## Start

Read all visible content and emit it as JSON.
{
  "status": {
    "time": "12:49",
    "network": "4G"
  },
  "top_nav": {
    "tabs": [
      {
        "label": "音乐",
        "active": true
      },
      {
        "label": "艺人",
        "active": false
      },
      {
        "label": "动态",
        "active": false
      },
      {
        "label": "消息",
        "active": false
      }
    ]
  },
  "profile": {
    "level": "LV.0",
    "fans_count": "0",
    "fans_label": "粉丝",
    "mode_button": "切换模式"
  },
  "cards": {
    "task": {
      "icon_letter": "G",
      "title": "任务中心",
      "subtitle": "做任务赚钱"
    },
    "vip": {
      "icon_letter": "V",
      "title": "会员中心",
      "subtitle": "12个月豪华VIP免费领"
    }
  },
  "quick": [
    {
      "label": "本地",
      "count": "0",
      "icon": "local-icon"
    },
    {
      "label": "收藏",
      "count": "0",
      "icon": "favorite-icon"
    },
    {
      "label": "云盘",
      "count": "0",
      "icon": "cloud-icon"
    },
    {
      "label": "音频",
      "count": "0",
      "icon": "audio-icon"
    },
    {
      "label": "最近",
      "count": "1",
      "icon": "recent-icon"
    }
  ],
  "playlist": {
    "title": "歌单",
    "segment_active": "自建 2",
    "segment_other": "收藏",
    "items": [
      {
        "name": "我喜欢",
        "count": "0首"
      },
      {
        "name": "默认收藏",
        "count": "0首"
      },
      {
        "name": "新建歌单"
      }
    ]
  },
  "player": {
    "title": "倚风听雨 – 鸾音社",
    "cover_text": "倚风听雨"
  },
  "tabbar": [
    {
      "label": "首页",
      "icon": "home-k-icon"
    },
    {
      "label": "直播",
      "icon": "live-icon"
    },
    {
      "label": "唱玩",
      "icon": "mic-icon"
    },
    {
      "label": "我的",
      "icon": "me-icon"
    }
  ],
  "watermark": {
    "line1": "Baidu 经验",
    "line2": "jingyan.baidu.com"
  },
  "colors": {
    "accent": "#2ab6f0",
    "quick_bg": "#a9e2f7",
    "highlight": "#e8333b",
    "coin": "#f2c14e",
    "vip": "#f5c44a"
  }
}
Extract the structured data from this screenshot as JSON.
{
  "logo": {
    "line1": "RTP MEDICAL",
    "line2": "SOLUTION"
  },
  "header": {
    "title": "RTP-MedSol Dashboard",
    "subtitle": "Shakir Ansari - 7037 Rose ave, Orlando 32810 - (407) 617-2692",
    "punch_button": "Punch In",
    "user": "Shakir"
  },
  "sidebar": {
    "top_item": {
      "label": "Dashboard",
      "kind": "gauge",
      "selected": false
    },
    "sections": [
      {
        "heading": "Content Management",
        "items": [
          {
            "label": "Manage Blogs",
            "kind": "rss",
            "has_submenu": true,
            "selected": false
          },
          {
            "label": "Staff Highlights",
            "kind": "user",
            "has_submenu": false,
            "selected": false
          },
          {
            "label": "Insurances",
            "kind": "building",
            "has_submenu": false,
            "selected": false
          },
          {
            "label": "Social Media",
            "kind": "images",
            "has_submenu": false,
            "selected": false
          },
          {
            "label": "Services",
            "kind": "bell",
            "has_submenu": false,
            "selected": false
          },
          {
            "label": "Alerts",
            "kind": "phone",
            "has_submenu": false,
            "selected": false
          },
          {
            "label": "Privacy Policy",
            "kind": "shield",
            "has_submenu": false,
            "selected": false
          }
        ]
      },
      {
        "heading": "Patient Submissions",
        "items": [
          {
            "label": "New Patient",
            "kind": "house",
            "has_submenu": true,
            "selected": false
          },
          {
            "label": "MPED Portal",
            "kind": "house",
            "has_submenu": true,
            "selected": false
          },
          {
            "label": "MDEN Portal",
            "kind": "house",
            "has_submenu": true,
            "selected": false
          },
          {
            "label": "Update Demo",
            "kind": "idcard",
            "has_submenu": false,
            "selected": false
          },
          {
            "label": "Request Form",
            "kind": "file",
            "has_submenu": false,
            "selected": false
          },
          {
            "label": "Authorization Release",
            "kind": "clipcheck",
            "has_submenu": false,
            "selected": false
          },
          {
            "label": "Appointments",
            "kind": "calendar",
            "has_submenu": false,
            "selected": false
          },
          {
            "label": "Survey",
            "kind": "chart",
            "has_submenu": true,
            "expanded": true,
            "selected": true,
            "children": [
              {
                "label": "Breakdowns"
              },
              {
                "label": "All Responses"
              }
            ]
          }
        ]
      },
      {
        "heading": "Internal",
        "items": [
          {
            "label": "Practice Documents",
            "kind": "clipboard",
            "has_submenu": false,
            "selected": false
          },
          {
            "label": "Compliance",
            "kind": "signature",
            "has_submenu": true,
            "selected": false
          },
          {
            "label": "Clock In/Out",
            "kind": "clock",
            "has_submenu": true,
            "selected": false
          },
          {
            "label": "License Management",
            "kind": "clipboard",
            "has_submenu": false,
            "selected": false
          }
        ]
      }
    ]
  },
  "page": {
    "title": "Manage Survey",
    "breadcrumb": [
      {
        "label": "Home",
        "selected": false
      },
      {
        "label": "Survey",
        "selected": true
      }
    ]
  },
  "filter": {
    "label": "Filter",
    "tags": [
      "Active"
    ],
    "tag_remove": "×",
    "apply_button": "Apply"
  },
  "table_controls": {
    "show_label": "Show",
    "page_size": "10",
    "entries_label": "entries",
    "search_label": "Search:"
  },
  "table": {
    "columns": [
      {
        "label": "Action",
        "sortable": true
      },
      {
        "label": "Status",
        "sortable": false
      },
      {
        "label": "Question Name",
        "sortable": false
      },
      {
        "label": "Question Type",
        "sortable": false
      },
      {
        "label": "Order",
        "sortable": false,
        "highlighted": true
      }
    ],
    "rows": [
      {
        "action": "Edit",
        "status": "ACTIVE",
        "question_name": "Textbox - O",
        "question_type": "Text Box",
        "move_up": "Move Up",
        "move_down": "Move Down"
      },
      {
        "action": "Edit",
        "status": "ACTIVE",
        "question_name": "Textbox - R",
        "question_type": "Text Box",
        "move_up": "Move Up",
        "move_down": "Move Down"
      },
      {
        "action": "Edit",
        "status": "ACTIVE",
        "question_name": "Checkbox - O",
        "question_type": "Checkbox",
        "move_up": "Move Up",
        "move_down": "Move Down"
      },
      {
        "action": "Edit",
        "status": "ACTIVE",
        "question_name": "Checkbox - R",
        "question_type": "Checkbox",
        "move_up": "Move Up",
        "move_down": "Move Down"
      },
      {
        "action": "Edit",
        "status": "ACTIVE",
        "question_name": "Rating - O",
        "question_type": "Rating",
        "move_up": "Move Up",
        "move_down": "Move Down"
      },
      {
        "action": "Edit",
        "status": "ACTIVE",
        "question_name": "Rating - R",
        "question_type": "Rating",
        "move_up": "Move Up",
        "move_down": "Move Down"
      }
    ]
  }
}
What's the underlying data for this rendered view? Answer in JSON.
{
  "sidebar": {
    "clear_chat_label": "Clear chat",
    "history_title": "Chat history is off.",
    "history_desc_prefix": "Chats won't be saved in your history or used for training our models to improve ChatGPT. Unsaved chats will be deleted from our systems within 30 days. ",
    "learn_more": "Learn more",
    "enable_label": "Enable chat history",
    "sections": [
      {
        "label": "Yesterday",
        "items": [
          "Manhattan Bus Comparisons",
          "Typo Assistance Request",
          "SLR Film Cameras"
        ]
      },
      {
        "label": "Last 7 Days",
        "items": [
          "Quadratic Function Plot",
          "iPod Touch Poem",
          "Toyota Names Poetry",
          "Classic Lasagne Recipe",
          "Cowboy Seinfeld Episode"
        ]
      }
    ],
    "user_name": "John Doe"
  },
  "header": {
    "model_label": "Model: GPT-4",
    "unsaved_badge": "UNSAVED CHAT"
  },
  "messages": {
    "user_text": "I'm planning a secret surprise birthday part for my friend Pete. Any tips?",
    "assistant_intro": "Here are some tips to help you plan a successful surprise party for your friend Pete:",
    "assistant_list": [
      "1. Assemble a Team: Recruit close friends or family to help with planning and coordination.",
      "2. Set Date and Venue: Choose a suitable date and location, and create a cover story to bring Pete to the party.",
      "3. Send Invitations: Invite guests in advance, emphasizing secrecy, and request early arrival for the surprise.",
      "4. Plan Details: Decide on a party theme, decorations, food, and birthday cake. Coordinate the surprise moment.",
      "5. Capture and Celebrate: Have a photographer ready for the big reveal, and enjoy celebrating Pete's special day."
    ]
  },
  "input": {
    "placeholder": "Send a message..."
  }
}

## End

> _Problem description_:
In the records above, locate each line with the word "your". Copy all such lines.

> _Correct result_:
    "history_desc_prefix": "Chats won't be saved in your history or used for training our models to improve ChatGPT. Unsaved chats will be deleted from our systems within 30 days. ",
    "assistant_intro": "Here are some tips to help you plan a successful surprise party for your friend Pete:",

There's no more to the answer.